** begin Available data **
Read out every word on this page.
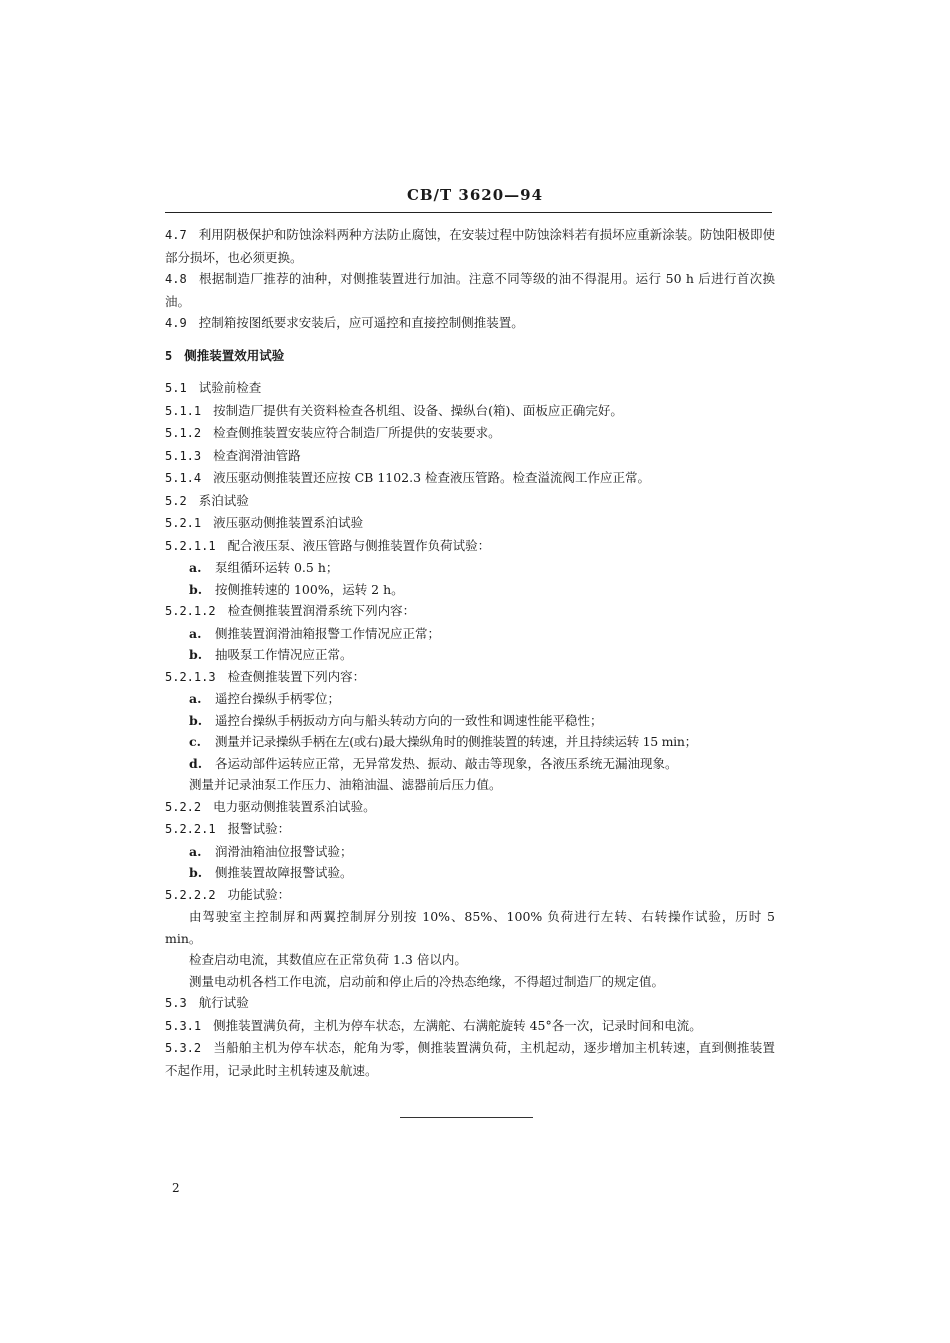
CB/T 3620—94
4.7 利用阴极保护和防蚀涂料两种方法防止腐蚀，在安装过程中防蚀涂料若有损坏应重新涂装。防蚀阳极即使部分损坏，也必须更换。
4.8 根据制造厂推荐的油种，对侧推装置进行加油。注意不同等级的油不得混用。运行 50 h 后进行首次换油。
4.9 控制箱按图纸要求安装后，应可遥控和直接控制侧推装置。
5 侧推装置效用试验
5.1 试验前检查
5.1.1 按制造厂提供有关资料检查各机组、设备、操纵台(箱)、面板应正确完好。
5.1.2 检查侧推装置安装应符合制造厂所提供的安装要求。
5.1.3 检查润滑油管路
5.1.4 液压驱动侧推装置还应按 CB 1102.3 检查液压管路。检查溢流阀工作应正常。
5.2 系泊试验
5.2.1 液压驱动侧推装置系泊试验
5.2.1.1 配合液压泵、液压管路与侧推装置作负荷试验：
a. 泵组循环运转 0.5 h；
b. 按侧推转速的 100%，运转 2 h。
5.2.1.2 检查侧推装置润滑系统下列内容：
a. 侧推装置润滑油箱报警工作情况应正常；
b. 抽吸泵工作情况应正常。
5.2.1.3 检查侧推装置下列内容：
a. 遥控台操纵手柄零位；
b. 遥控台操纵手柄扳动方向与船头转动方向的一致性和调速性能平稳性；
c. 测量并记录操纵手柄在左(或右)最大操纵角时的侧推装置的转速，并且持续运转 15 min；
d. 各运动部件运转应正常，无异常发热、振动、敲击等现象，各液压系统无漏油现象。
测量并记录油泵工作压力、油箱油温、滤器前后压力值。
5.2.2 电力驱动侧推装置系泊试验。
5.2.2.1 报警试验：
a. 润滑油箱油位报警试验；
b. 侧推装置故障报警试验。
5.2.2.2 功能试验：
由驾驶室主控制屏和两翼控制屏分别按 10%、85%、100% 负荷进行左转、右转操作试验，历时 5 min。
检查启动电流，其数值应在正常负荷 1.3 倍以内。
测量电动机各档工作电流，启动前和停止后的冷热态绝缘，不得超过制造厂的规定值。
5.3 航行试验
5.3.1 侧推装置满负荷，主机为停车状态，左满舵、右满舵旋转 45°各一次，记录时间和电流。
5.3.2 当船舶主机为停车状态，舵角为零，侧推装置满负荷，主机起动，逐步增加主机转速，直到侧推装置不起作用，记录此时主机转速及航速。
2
** end Available data **
** begin Available data **
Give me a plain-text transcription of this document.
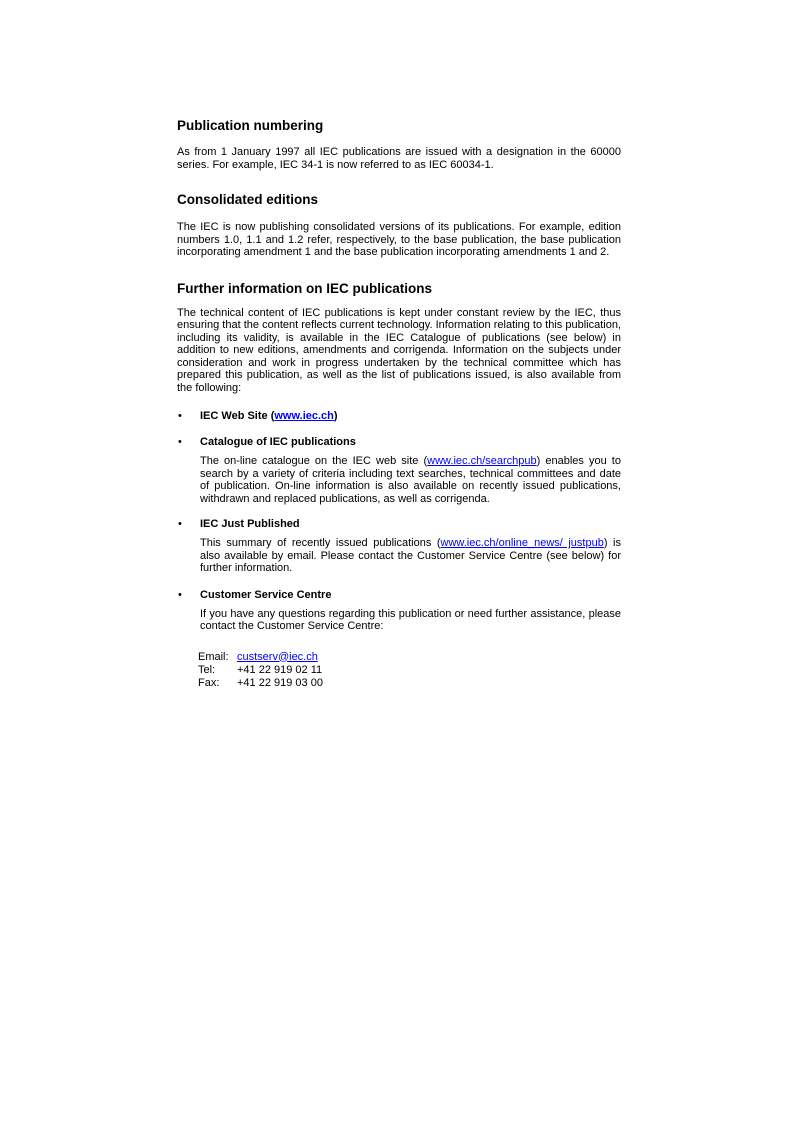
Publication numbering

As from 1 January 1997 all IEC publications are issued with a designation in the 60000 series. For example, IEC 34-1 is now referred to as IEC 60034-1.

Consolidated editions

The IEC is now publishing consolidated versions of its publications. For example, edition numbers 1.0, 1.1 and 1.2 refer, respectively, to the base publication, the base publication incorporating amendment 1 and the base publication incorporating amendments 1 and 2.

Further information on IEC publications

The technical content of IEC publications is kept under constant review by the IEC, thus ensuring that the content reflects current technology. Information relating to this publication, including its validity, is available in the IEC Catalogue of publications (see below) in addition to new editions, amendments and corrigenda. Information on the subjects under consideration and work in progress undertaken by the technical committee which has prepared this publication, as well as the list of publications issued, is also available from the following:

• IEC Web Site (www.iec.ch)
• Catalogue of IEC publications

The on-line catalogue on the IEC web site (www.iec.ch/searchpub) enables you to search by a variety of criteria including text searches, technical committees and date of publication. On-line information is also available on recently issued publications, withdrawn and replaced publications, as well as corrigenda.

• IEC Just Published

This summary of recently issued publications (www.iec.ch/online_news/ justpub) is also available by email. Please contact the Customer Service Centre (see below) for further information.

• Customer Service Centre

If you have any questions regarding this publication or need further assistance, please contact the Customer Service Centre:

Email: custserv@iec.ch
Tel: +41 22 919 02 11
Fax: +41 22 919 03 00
** end Available data **
- Stated problem -
List all lines from the entries that include the word "Service".

- Full output -
This summary of recently issued publications (www.iec.ch/online_news/ justpub) is also available by email. Please contact the Customer Service Centre (see below) for further information.
• Customer Service Centre
If you have any questions regarding this publication or need further assistance, please contact the Customer Service Centre:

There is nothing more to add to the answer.